Short problem → Without including any images, reproduce each entry exactly.

Saved entries →
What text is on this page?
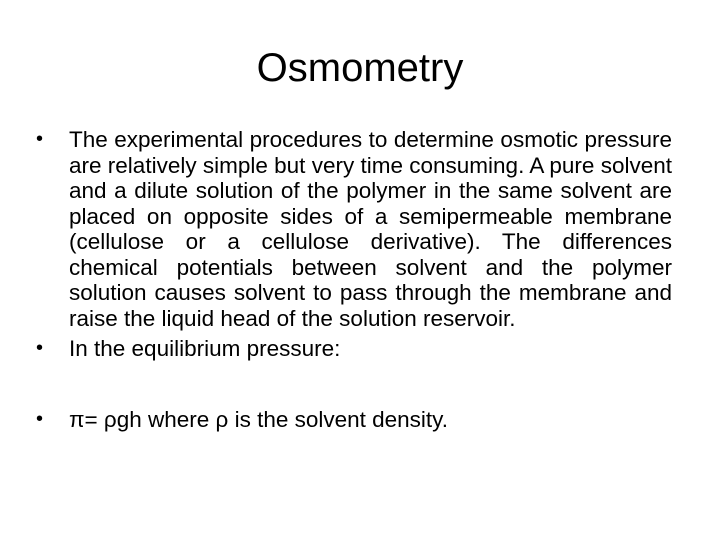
Osmometry
•	The experimental procedures to determine osmotic pressure are relatively simple but very time consuming. A pure solvent and a dilute solution of the polymer in the same solvent are placed on opposite sides of a semipermeable membrane (cellulose or a cellulose derivative). The differences chemical potentials between solvent and the polymer solution causes solvent to pass through the membrane and raise the liquid head of the solution reservoir.
•	In the equilibrium pressure:
•	π= ρgh where ρ is the solvent density.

Correct response →
What text is on this page?
Osmometry
•	The experimental procedures to determine osmotic pressure are relatively simple but very time consuming. A pure solvent and a dilute solution of the polymer in the same solvent are placed on opposite sides of a semipermeable membrane (cellulose or a cellulose derivative). The differences chemical potentials between solvent and the polymer solution causes solvent to pass through the membrane and raise the liquid head of the solution reservoir.
•	In the equilibrium pressure:
•	π= ρgh where ρ is the solvent density.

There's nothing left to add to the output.